▸ Exercise requirements:
Note each line where "title" appears, and copy it.

▸ Data to process:
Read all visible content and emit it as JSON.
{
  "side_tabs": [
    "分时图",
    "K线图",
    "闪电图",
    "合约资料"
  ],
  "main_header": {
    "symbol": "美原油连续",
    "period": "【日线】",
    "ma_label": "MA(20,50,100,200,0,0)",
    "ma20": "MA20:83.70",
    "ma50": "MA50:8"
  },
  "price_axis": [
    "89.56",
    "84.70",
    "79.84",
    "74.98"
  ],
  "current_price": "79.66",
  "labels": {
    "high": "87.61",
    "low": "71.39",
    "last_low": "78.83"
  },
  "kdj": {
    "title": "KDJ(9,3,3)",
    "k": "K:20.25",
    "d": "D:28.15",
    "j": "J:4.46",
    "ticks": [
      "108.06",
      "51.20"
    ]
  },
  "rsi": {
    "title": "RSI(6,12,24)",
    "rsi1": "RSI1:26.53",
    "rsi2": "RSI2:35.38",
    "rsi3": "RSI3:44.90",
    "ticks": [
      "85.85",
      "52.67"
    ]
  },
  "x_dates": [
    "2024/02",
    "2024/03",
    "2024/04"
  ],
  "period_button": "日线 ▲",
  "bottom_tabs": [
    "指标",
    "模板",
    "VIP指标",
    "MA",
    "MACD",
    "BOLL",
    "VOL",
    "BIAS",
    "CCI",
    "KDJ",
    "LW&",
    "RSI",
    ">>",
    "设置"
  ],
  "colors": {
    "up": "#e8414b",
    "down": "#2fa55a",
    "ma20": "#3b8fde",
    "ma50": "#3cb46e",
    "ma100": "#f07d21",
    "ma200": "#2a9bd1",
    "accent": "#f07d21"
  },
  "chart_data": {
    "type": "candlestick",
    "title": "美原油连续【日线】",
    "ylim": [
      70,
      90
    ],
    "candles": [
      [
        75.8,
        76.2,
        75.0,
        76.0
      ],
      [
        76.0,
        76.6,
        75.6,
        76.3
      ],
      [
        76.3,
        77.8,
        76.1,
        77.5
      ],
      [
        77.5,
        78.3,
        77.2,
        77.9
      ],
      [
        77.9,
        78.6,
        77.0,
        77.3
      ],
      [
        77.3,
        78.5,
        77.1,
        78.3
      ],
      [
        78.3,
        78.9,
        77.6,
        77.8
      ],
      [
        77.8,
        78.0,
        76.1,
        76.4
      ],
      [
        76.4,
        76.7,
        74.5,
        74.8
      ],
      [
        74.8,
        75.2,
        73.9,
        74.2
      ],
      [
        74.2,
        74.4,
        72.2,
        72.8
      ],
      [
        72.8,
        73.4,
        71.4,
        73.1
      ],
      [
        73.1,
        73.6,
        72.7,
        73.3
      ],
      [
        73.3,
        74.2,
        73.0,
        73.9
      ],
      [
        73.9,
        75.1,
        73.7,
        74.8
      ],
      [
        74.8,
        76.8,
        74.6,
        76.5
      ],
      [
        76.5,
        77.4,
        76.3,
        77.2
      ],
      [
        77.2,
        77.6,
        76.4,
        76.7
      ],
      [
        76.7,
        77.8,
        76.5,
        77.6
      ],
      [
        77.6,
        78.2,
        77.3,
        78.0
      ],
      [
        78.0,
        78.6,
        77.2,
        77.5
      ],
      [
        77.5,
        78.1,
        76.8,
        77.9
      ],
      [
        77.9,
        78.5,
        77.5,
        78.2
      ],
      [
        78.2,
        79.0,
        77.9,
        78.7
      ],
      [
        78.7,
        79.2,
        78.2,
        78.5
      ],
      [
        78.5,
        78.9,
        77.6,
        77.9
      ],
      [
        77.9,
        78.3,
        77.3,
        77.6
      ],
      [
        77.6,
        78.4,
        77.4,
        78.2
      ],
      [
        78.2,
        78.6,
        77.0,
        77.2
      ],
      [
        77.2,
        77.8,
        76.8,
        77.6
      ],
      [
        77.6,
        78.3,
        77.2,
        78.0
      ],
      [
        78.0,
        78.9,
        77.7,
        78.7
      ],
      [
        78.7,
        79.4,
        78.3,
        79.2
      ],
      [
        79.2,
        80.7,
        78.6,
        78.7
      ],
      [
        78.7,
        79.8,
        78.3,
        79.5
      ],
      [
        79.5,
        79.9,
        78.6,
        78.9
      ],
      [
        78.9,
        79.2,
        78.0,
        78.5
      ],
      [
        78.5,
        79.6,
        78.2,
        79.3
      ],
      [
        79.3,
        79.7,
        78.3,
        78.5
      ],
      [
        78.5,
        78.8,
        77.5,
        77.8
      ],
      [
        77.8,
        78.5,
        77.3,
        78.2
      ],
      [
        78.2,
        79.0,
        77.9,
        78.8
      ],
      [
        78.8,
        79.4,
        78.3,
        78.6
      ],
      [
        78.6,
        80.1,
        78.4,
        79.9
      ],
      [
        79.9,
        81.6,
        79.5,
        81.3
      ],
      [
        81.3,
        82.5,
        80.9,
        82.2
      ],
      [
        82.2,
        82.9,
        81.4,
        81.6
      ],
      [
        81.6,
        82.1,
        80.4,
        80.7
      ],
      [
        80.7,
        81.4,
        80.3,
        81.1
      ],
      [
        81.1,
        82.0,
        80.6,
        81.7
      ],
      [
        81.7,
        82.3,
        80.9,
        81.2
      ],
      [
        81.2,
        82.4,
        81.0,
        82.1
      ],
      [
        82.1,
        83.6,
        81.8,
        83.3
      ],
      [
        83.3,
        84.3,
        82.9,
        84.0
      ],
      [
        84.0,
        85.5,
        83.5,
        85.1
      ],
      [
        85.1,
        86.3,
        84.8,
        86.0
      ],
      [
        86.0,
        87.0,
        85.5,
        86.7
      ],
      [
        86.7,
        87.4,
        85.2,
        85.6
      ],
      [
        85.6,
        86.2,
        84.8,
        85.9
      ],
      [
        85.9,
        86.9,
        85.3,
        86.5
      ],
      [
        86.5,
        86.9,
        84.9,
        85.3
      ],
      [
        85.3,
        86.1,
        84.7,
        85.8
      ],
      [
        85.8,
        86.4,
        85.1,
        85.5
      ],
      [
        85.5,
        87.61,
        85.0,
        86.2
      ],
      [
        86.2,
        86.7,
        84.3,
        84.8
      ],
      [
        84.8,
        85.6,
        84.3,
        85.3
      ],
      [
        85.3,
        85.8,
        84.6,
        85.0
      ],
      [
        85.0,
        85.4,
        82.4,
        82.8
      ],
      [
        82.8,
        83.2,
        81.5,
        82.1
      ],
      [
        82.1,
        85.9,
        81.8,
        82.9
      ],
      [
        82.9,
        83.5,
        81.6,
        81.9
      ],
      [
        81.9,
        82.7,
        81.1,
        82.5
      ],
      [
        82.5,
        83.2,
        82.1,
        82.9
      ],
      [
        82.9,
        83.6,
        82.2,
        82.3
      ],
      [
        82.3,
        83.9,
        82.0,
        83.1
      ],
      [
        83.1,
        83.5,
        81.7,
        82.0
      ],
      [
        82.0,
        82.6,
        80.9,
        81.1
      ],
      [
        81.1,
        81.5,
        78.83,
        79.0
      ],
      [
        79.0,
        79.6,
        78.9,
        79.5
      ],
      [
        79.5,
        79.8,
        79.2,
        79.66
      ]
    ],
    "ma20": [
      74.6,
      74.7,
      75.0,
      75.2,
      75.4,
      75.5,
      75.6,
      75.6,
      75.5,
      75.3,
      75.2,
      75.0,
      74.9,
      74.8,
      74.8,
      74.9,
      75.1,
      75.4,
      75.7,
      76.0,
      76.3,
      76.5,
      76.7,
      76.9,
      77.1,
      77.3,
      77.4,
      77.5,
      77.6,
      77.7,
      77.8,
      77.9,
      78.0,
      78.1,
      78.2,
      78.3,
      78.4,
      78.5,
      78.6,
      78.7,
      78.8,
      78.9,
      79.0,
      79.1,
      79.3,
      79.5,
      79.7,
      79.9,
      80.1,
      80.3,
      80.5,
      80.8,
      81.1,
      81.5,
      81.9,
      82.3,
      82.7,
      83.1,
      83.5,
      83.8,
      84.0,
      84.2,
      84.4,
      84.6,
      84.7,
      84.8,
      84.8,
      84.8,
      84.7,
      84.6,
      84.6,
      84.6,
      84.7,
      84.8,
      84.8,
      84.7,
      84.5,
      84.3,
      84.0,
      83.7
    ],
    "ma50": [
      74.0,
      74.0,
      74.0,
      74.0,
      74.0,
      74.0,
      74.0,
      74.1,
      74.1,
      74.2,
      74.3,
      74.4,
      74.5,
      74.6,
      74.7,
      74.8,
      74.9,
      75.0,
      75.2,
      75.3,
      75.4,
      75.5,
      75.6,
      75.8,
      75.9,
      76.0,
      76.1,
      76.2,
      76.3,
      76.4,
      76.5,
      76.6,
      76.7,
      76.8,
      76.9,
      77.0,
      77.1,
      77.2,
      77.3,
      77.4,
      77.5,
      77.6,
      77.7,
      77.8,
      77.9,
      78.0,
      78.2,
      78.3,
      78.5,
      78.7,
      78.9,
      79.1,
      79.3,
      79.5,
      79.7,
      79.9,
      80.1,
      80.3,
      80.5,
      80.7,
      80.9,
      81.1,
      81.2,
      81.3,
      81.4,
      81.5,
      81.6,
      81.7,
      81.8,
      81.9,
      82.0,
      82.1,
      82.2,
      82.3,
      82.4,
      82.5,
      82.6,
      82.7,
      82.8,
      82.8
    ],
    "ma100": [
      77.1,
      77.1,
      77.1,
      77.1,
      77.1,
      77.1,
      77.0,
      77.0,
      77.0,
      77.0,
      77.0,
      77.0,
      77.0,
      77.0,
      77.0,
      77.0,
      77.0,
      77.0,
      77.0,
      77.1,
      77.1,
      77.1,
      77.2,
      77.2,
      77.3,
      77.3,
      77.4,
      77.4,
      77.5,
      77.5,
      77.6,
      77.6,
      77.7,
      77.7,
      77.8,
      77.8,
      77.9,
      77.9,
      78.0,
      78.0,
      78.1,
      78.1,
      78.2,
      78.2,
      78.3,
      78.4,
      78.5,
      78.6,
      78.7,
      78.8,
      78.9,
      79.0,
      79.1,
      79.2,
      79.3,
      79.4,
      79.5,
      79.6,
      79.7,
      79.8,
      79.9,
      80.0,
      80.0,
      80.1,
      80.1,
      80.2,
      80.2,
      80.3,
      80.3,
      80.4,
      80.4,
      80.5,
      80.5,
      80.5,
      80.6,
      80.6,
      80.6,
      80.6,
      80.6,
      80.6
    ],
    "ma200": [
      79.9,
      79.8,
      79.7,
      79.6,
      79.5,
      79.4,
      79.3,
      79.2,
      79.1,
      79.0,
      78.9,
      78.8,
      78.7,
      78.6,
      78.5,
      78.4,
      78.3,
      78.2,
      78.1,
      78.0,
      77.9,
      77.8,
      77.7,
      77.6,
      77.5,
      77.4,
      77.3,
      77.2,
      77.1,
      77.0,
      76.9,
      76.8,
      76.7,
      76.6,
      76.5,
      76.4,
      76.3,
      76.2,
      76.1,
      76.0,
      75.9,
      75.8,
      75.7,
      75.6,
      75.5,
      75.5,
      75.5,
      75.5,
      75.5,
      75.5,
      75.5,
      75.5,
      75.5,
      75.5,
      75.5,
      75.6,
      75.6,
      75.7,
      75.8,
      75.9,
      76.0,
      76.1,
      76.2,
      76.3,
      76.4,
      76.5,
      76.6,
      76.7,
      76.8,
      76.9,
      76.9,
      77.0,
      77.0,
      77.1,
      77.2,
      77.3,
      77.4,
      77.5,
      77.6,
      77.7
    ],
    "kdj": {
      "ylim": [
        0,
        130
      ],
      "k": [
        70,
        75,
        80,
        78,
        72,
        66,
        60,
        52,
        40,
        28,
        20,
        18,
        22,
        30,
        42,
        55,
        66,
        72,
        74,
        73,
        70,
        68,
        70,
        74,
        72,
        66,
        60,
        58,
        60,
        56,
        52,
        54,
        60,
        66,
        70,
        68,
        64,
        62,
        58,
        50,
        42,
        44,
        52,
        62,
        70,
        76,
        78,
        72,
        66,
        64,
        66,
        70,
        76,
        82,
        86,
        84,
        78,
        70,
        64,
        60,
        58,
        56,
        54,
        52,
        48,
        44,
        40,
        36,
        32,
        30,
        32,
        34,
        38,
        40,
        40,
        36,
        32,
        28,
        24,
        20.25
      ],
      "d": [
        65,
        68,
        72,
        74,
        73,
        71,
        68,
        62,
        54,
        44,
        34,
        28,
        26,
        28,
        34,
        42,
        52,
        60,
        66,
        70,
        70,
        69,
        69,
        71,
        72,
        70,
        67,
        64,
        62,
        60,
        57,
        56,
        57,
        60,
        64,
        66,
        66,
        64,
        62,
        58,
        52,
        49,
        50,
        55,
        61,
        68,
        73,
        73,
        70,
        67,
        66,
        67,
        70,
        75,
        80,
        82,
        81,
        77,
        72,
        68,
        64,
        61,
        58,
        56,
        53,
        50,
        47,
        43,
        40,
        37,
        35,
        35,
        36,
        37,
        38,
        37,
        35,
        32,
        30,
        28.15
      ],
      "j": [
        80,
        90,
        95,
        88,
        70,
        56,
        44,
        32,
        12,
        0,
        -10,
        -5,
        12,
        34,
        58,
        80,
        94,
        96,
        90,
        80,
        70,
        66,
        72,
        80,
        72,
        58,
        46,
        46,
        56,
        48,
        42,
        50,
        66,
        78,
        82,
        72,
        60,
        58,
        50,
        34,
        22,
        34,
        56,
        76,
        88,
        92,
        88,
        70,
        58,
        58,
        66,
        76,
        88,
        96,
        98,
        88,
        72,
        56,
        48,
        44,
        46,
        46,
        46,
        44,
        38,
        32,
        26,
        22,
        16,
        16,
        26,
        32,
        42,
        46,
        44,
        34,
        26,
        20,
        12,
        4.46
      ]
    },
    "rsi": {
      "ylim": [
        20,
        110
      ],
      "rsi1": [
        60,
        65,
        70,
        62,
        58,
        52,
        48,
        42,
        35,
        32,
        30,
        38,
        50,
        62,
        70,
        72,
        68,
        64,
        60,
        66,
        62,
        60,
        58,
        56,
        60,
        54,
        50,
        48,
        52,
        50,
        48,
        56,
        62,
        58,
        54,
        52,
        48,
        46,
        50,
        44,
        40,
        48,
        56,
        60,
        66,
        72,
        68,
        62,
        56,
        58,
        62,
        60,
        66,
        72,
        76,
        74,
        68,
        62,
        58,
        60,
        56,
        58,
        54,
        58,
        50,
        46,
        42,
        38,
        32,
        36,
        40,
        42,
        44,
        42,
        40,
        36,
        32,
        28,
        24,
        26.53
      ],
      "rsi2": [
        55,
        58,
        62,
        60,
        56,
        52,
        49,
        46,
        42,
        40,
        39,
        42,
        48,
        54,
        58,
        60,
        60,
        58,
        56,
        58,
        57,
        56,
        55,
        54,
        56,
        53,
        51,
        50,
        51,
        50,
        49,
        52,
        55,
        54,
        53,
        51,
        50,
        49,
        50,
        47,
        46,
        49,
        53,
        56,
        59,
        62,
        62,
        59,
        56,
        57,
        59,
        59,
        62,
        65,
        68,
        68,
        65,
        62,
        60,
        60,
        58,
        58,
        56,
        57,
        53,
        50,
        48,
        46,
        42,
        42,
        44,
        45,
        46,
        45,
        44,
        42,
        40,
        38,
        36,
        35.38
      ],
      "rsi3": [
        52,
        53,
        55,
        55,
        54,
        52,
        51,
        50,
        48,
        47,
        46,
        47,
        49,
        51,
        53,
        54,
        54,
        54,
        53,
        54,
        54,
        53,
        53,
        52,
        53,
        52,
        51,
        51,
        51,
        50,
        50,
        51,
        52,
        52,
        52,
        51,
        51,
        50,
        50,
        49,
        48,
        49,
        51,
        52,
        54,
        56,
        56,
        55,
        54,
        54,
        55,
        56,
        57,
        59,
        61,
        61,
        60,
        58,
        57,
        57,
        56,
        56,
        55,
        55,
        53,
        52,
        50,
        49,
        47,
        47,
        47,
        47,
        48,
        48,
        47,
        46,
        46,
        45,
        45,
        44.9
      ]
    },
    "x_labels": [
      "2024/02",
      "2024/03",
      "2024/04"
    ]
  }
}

▸ Expected answer:
    "title": "KDJ(9,3,3)",
    "title": "RSI(6,12,24)",
    "title": "美原油连续【日线】",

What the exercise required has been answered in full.